Supplied material:
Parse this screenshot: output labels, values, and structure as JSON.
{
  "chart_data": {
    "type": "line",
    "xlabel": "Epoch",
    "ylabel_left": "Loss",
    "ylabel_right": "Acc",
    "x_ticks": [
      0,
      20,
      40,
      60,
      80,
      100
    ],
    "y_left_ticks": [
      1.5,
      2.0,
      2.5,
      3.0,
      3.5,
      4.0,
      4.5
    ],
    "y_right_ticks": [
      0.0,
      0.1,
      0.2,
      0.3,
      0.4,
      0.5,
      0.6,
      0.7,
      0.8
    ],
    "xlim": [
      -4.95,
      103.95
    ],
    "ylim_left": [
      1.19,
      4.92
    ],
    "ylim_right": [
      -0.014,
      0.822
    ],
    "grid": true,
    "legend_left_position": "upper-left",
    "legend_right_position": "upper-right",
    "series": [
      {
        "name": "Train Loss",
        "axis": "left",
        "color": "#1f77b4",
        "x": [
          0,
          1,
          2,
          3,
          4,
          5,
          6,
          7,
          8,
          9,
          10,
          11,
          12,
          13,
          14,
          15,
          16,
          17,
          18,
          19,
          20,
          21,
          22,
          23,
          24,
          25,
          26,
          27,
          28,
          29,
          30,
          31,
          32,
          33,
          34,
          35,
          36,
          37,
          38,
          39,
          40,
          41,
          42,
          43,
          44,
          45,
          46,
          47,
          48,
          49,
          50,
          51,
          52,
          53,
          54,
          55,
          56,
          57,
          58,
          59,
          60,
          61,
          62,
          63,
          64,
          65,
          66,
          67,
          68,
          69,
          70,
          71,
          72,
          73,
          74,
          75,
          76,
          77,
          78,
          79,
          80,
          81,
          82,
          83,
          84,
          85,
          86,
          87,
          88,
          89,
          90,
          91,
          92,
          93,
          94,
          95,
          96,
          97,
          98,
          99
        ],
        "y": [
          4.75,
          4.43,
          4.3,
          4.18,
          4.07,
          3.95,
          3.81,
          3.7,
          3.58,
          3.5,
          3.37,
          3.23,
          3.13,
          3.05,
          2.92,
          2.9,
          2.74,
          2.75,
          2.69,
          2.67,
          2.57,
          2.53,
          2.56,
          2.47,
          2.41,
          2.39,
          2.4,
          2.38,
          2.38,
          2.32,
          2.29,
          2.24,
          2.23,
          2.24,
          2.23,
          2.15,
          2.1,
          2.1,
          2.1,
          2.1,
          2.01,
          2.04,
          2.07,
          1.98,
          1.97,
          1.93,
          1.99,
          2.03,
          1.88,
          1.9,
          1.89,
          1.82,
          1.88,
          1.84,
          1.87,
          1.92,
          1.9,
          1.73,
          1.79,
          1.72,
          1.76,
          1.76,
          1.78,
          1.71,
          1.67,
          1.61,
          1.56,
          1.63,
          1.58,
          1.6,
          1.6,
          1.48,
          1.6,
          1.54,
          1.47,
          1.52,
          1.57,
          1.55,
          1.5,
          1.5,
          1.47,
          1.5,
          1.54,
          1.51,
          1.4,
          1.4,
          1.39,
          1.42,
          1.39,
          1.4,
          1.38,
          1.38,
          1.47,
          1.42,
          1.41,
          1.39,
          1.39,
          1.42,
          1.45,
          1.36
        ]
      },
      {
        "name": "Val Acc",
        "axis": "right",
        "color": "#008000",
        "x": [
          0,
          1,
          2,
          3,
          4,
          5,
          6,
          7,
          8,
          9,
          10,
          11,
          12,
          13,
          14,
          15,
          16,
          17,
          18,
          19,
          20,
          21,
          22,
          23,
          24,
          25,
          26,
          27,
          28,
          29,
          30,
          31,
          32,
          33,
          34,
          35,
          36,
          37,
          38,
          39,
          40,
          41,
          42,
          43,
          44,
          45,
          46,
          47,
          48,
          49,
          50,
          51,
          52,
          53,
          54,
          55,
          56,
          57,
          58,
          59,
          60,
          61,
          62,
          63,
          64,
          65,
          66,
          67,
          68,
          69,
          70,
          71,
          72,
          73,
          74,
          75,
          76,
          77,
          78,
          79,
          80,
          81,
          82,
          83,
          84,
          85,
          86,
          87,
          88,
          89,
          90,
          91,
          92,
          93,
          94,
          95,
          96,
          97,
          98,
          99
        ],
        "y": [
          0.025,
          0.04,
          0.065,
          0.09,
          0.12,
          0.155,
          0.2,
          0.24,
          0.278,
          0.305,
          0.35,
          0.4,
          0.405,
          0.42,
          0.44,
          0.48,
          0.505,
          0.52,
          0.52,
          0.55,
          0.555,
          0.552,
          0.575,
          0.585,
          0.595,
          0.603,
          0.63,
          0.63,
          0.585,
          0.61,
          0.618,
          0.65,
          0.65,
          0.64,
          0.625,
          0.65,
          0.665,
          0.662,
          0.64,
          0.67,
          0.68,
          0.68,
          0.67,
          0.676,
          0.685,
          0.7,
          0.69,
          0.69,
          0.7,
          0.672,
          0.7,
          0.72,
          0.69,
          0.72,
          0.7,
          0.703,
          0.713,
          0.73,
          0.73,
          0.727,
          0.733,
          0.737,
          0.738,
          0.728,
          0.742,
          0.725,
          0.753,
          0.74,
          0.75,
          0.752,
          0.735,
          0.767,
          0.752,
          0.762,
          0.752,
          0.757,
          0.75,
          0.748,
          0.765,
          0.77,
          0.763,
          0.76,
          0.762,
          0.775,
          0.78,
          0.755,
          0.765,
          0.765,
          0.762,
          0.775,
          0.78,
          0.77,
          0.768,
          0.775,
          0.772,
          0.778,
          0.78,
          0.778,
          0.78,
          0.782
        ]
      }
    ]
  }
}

To be done: Pull out each line of the records holding the string "upper".

Reply:
    "legend_left_position": "upper-left",
    "legend_right_position": "upper-right",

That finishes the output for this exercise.